__SET TASK__.
Copy out all of the data exactly as it appears.

__RECORDS FOR PROCESSING__.
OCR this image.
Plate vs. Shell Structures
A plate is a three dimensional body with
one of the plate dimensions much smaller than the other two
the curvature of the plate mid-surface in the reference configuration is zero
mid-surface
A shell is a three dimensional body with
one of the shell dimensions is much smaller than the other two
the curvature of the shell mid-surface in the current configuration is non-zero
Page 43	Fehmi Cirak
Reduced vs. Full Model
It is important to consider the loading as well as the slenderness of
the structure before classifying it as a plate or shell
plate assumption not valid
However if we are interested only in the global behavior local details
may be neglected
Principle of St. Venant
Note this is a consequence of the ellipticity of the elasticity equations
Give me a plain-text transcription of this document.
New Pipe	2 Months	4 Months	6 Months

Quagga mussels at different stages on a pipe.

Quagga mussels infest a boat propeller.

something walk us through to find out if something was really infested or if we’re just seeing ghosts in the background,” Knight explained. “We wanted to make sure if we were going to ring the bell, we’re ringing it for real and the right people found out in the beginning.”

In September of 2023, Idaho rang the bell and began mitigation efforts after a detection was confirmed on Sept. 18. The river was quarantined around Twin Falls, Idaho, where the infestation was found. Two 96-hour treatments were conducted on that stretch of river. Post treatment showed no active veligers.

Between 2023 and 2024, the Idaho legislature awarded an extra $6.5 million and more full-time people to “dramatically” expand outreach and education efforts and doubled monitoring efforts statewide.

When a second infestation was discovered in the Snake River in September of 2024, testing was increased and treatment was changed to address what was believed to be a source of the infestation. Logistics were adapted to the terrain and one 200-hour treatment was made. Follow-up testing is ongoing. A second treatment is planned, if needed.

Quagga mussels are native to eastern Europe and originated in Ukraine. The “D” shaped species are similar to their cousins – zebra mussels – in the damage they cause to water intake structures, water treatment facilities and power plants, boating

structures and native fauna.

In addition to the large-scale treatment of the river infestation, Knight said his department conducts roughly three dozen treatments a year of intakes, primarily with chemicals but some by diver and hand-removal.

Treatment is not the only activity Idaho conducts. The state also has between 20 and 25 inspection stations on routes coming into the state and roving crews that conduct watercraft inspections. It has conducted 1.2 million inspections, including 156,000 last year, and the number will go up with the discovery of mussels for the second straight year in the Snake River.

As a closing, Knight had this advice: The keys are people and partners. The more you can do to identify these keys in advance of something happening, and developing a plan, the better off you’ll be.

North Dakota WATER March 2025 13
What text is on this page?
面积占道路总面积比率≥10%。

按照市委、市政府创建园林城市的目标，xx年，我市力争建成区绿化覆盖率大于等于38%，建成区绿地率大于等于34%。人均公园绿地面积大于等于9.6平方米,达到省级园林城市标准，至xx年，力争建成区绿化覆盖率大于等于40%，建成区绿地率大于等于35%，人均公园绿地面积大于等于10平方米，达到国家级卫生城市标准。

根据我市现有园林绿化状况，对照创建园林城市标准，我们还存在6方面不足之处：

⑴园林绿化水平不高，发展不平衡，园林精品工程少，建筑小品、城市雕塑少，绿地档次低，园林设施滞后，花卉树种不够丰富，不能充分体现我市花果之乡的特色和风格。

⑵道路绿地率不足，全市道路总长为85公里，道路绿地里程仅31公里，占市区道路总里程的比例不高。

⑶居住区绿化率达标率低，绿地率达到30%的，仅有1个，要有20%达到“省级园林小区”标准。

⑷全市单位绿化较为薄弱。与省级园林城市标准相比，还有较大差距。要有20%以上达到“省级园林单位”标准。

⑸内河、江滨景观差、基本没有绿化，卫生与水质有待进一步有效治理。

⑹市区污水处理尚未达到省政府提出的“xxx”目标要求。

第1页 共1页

__WORKED ANSWER__.
OCR this image.
Plate vs. Shell Structures
A plate is a three dimensional body with
one of the plate dimensions much smaller than the other two
the curvature of the plate mid-surface in the reference configuration is zero
mid-surface
A shell is a three dimensional body with
one of the shell dimensions is much smaller than the other two
the curvature of the shell mid-surface in the current configuration is non-zero
Page 43	Fehmi Cirak
Reduced vs. Full Model
It is important to consider the loading as well as the slenderness of
the structure before classifying it as a plate or shell
plate assumption not valid
However if we are interested only in the global behavior local details
may be neglected
Principle of St. Venant
Note this is a consequence of the ellipticity of the elasticity equations
Give me a plain-text transcription of this document.
New Pipe	2 Months	4 Months	6 Months

Quagga mussels at different stages on a pipe.

Quagga mussels infest a boat propeller.

something walk us through to find out if something was really infested or if we’re just seeing ghosts in the background,” Knight explained. “We wanted to make sure if we were going to ring the bell, we’re ringing it for real and the right people found out in the beginning.”

In September of 2023, Idaho rang the bell and began mitigation efforts after a detection was confirmed on Sept. 18. The river was quarantined around Twin Falls, Idaho, where the infestation was found. Two 96-hour treatments were conducted on that stretch of river. Post treatment showed no active veligers.

Between 2023 and 2024, the Idaho legislature awarded an extra $6.5 million and more full-time people to “dramatically” expand outreach and education efforts and doubled monitoring efforts statewide.

When a second infestation was discovered in the Snake River in September of 2024, testing was increased and treatment was changed to address what was believed to be a source of the infestation. Logistics were adapted to the terrain and one 200-hour treatment was made. Follow-up testing is ongoing. A second treatment is planned, if needed.

Quagga mussels are native to eastern Europe and originated in Ukraine. The “D” shaped species are similar to their cousins – zebra mussels – in the damage they cause to water intake structures, water treatment facilities and power plants, boating

structures and native fauna.

In addition to the large-scale treatment of the river infestation, Knight said his department conducts roughly three dozen treatments a year of intakes, primarily with chemicals but some by diver and hand-removal.

Treatment is not the only activity Idaho conducts. The state also has between 20 and 25 inspection stations on routes coming into the state and roving crews that conduct watercraft inspections. It has conducted 1.2 million inspections, including 156,000 last year, and the number will go up with the discovery of mussels for the second straight year in the Snake River.

As a closing, Knight had this advice: The keys are people and partners. The more you can do to identify these keys in advance of something happening, and developing a plan, the better off you’ll be.

North Dakota WATER March 2025 13
What text is on this page?
面积占道路总面积比率≥10%。

按照市委、市政府创建园林城市的目标，xx年，我市力争建成区绿化覆盖率大于等于38%，建成区绿地率大于等于34%。人均公园绿地面积大于等于9.6平方米,达到省级园林城市标准，至xx年，力争建成区绿化覆盖率大于等于40%，建成区绿地率大于等于35%，人均公园绿地面积大于等于10平方米，达到国家级卫生城市标准。

根据我市现有园林绿化状况，对照创建园林城市标准，我们还存在6方面不足之处：

⑴园林绿化水平不高，发展不平衡，园林精品工程少，建筑小品、城市雕塑少，绿地档次低，园林设施滞后，花卉树种不够丰富，不能充分体现我市花果之乡的特色和风格。

⑵道路绿地率不足，全市道路总长为85公里，道路绿地里程仅31公里，占市区道路总里程的比例不高。

⑶居住区绿化率达标率低，绿地率达到30%的，仅有1个，要有20%达到“省级园林小区”标准。

⑷全市单位绿化较为薄弱。与省级园林城市标准相比，还有较大差距。要有20%以上达到“省级园林单位”标准。

⑸内河、江滨景观差、基本没有绿化，卫生与水质有待进一步有效治理。

⑹市区污水处理尚未达到省政府提出的“xxx”目标要求。

第1页 共1页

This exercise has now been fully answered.